Return each line of the data below that contains the string "hole".

Supplied data:

──────────

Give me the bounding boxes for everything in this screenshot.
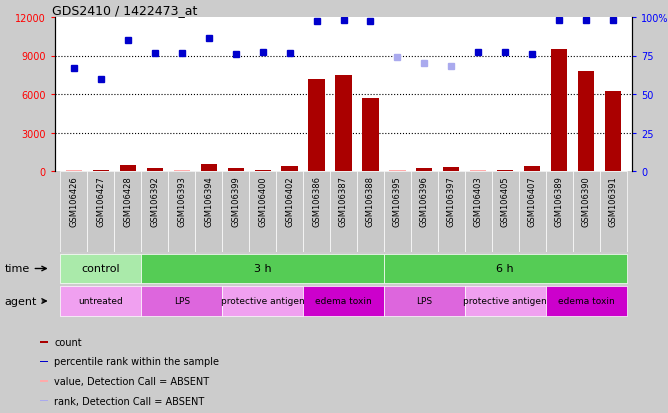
Bar [60, 286, 141, 317]
Text: GSM106400: GSM106400 [258, 176, 267, 226]
Text: GSM106405: GSM106405 [501, 176, 510, 226]
Bar [309, 79, 325, 171]
Bar [600, 171, 627, 252]
Text: GSM106403: GSM106403 [474, 176, 483, 226]
Text: GSM106396: GSM106396 [420, 176, 429, 226]
Text: GSM106389: GSM106389 [554, 176, 564, 226]
Text: GSM106391: GSM106391 [609, 176, 618, 226]
Bar [362, 99, 379, 171]
Bar [411, 171, 438, 252]
Bar [384, 254, 627, 284]
Bar [465, 286, 546, 317]
Bar [384, 171, 411, 252]
Bar [141, 171, 168, 252]
Bar [65, 170, 82, 171]
Text: GSM106399: GSM106399 [231, 176, 240, 226]
Text: GDS2410 / 1422473_at: GDS2410 / 1422473_at [52, 4, 198, 17]
Bar [416, 169, 432, 171]
Bar [60, 171, 88, 252]
Bar [228, 169, 244, 171]
Bar [141, 254, 384, 284]
Bar [330, 171, 357, 252]
Bar [40, 400, 47, 401]
Bar [605, 92, 621, 171]
Bar [40, 341, 47, 343]
Text: GSM106428: GSM106428 [124, 176, 132, 226]
Bar [40, 380, 47, 382]
Bar [255, 170, 271, 171]
Bar [276, 171, 303, 252]
Bar [120, 166, 136, 171]
Bar [174, 170, 190, 171]
Bar [551, 50, 567, 171]
Bar [384, 286, 465, 317]
Bar [357, 171, 384, 252]
Bar [303, 286, 384, 317]
Bar [281, 166, 298, 171]
Text: value, Detection Call = ABSENT: value, Detection Call = ABSENT [54, 376, 209, 386]
Bar [524, 166, 540, 171]
Bar [114, 171, 141, 252]
Text: protective antigen: protective antigen [220, 297, 305, 306]
Bar [303, 171, 330, 252]
Text: GSM106387: GSM106387 [339, 176, 348, 226]
Bar [40, 361, 47, 362]
Text: edema toxin: edema toxin [558, 297, 615, 306]
Text: 6 h: 6 h [496, 264, 514, 274]
Bar [195, 171, 222, 252]
Bar [546, 171, 572, 252]
Text: GSM106392: GSM106392 [150, 176, 159, 226]
Bar [389, 170, 405, 171]
Text: control: control [81, 264, 120, 274]
Text: edema toxin: edema toxin [315, 297, 372, 306]
Text: time: time [5, 264, 46, 274]
Bar [200, 164, 217, 171]
Bar [546, 286, 627, 317]
Text: GSM106427: GSM106427 [96, 176, 106, 226]
Text: untreated: untreated [78, 297, 123, 306]
Bar [465, 171, 492, 252]
Text: GSM106390: GSM106390 [582, 176, 591, 226]
Bar [88, 171, 114, 252]
Bar [141, 286, 222, 317]
Text: GSM106397: GSM106397 [447, 176, 456, 226]
Text: GSM106402: GSM106402 [285, 176, 294, 226]
Text: protective antigen: protective antigen [464, 297, 547, 306]
Bar [249, 171, 276, 252]
Bar [168, 171, 195, 252]
Bar [470, 170, 486, 171]
Bar [60, 254, 141, 284]
Text: GSM106395: GSM106395 [393, 176, 402, 226]
Bar [519, 171, 546, 252]
Bar [492, 171, 519, 252]
Bar [497, 170, 514, 171]
Bar [222, 171, 249, 252]
Bar [438, 171, 465, 252]
Text: count: count [54, 337, 82, 347]
Text: GSM106393: GSM106393 [177, 176, 186, 226]
Text: agent: agent [5, 296, 46, 306]
Text: GSM106386: GSM106386 [312, 176, 321, 226]
Text: GSM106394: GSM106394 [204, 176, 213, 226]
Text: percentile rank within the sample: percentile rank within the sample [54, 356, 219, 366]
Text: GSM106407: GSM106407 [528, 176, 537, 226]
Bar [222, 286, 303, 317]
Bar [578, 72, 595, 171]
Text: LPS: LPS [416, 297, 432, 306]
Text: 3 h: 3 h [254, 264, 271, 274]
Text: GSM106426: GSM106426 [69, 176, 78, 226]
Text: GSM106388: GSM106388 [366, 176, 375, 226]
Bar [335, 76, 351, 171]
Text: LPS: LPS [174, 297, 190, 306]
Bar [444, 167, 460, 171]
Bar [572, 171, 600, 252]
Text: rank, Detection Call = ABSENT: rank, Detection Call = ABSENT [54, 396, 204, 406]
Bar [147, 169, 163, 171]
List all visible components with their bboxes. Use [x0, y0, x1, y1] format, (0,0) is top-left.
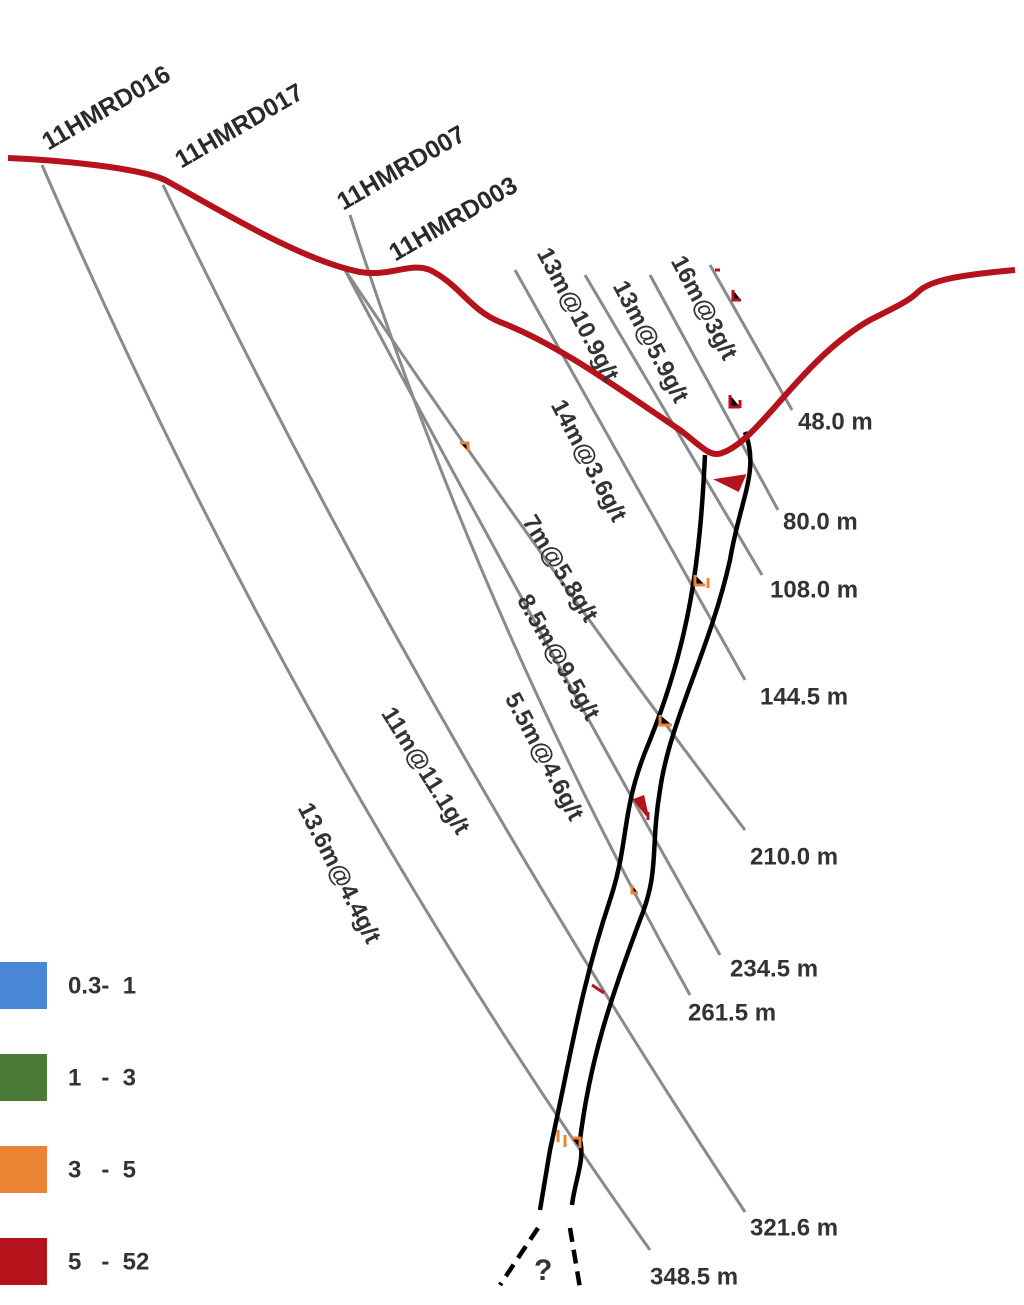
channel-edge: [537, 454, 708, 1211]
depth-label: 144.5 m: [760, 683, 848, 710]
channel-dashed: [567, 1227, 583, 1289]
drill-hole: [161, 184, 747, 1213]
depth-label: 321.6 m: [750, 1214, 838, 1241]
intercept-label: 16m@3g/t: [665, 251, 742, 364]
drill-hole: [648, 274, 780, 511]
drill-hole: [513, 269, 747, 681]
drill-hole: [343, 269, 747, 831]
intercept-label: 11m@11.1g/t: [376, 702, 476, 839]
depth-label: 108.0 m: [770, 576, 858, 603]
intercept-label: 14m@3.6g/t: [545, 395, 632, 526]
channel-dashed: [498, 1226, 540, 1287]
depth-label: 261.5 m: [688, 999, 776, 1026]
channel-edge: [569, 431, 753, 1206]
hole-label: 11HMRD007: [332, 120, 470, 216]
legend-swatch: [0, 1146, 47, 1193]
legend: 0.3- 1 1 - 3 3 - 5 5 - 52: [0, 962, 149, 1285]
legend-swatch: [0, 1054, 47, 1101]
depth-label: 210.0 m: [750, 843, 838, 870]
depth-label: 234.5 m: [730, 955, 818, 982]
legend-label: 3 - 5: [68, 1156, 136, 1183]
legend-label: 5 - 52: [68, 1248, 149, 1275]
depth-label: 348.5 m: [650, 1263, 738, 1290]
hole-label: 11HMRD017: [170, 78, 308, 174]
depth-label: 80.0 m: [783, 508, 858, 535]
legend-swatch: [0, 962, 47, 1009]
hole-label: 11HMRD003: [384, 171, 522, 267]
unknown-mark: ?: [534, 1254, 552, 1287]
drill-hole: [343, 269, 722, 956]
legend-swatch: [0, 1238, 47, 1285]
legend-label: 0.3- 1: [68, 972, 136, 999]
hole-label: 11HMRD016: [37, 60, 175, 156]
surface-line: [7, 155, 1016, 458]
drill-hole: [40, 164, 652, 1251]
depth-label: 48.0 m: [798, 408, 873, 435]
assay-ticks: [460, 268, 747, 1148]
legend-label: 1 - 3: [68, 1064, 136, 1091]
drill-hole: [708, 264, 794, 411]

──────────

Written answer:
drill-hole: [161, 184, 747, 1213]
drill-hole: [648, 274, 780, 511]
drill-hole: [513, 269, 747, 681]
drill-hole: [343, 269, 747, 831]
hole-label: 11HMRD007: [332, 120, 470, 216]
hole-label: 11HMRD017: [170, 78, 308, 174]
hole-label: 11HMRD003: [384, 171, 522, 267]
drill-hole: [343, 269, 722, 956]
hole-label: 11HMRD016: [37, 60, 175, 156]
drill-hole: [40, 164, 652, 1251]
drill-hole: [708, 264, 794, 411]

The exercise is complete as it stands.